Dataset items
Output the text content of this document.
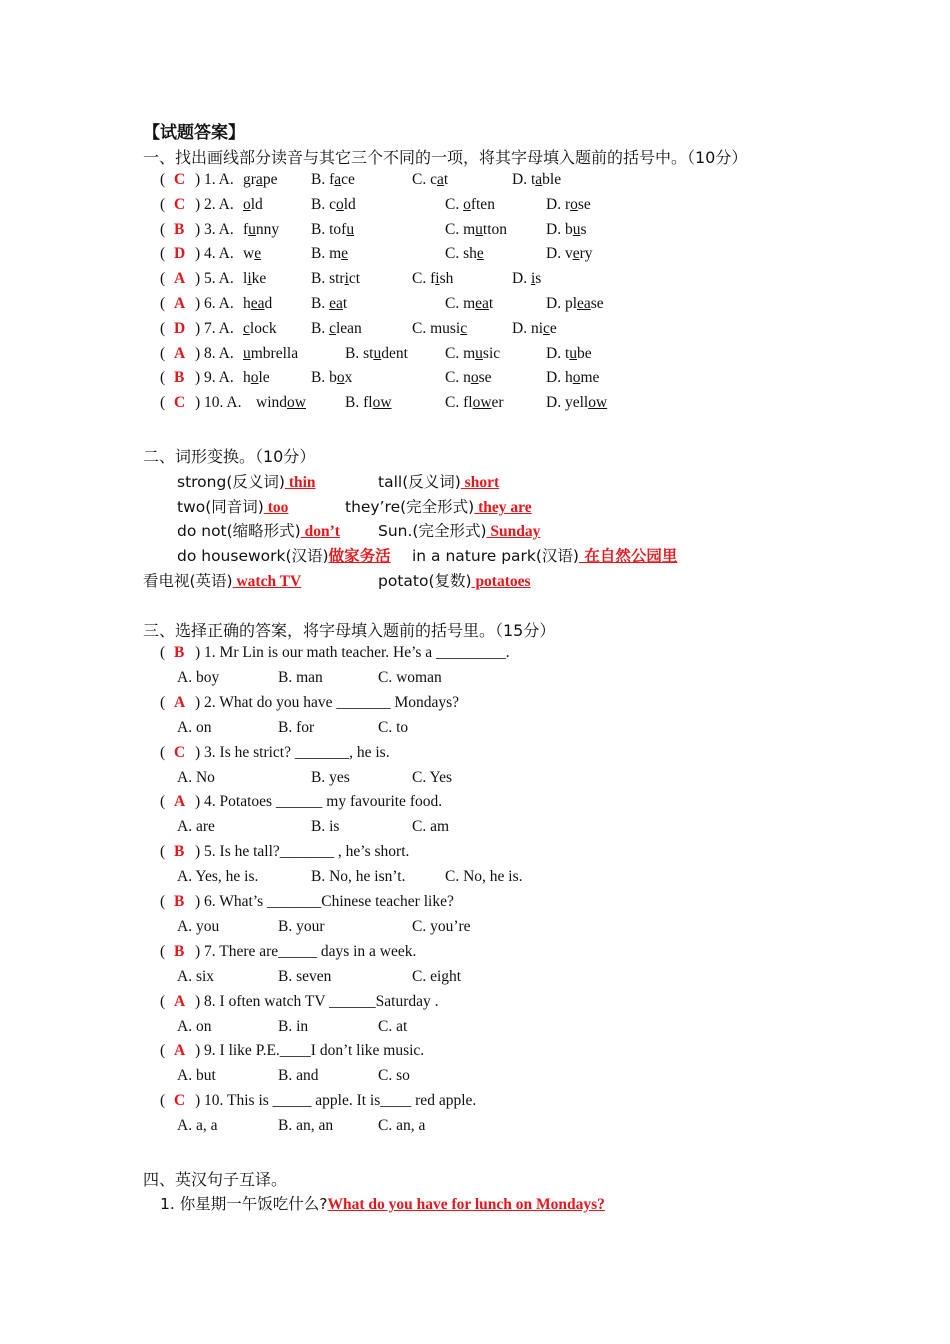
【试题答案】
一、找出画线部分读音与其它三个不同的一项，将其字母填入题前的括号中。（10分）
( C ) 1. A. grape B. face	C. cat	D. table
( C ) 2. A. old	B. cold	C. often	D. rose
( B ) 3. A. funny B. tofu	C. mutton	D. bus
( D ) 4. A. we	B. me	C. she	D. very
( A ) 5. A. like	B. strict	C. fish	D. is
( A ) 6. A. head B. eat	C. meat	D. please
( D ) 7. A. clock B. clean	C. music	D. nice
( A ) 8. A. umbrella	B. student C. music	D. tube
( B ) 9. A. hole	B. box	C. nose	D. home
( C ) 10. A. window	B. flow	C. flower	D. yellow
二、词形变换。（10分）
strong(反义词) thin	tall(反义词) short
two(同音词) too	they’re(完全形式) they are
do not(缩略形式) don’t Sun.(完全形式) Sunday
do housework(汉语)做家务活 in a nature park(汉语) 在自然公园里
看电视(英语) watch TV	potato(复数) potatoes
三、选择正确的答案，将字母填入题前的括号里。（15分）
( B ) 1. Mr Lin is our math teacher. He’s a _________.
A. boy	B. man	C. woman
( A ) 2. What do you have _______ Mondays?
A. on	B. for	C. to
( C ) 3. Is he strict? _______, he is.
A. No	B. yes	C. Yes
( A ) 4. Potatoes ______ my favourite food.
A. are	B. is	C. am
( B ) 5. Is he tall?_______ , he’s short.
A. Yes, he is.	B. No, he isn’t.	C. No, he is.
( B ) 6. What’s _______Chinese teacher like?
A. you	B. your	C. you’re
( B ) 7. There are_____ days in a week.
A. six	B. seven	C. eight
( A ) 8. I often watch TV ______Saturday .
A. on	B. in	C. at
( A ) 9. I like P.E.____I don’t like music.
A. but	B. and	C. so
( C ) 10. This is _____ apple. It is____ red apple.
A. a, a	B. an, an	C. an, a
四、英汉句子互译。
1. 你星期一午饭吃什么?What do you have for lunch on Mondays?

**Problem statement:** Without including any picture, repeat the data exactly.

**Answer for this exercise:**
Output the text content of this document.
【试题答案】
一、找出画线部分读音与其它三个不同的一项，将其字母填入题前的括号中。（10分）
( C ) 1. A. grape B. face	C. cat	D. table
( C ) 2. A. old	B. cold	C. often	D. rose
( B ) 3. A. funny B. tofu	C. mutton	D. bus
( D ) 4. A. we	B. me	C. she	D. very
( A ) 5. A. like	B. strict	C. fish	D. is
( A ) 6. A. head B. eat	C. meat	D. please
( D ) 7. A. clock B. clean	C. music	D. nice
( A ) 8. A. umbrella	B. student C. music	D. tube
( B ) 9. A. hole	B. box	C. nose	D. home
( C ) 10. A. window	B. flow	C. flower	D. yellow
二、词形变换。（10分）
strong(反义词) thin	tall(反义词) short
two(同音词) too	they’re(完全形式) they are
do not(缩略形式) don’t Sun.(完全形式) Sunday
do housework(汉语)做家务活 in a nature park(汉语) 在自然公园里
看电视(英语) watch TV	potato(复数) potatoes
三、选择正确的答案，将字母填入题前的括号里。（15分）
( B ) 1. Mr Lin is our math teacher. He’s a _________.
A. boy	B. man	C. woman
( A ) 2. What do you have _______ Mondays?
A. on	B. for	C. to
( C ) 3. Is he strict? _______, he is.
A. No	B. yes	C. Yes
( A ) 4. Potatoes ______ my favourite food.
A. are	B. is	C. am
( B ) 5. Is he tall?_______ , he’s short.
A. Yes, he is.	B. No, he isn’t.	C. No, he is.
( B ) 6. What’s _______Chinese teacher like?
A. you	B. your	C. you’re
( B ) 7. There are_____ days in a week.
A. six	B. seven	C. eight
( A ) 8. I often watch TV ______Saturday .
A. on	B. in	C. at
( A ) 9. I like P.E.____I don’t like music.
A. but	B. and	C. so
( C ) 10. This is _____ apple. It is____ red apple.
A. a, a	B. an, an	C. an, a
四、英汉句子互译。
1. 你星期一午饭吃什么?What do you have for lunch on Mondays?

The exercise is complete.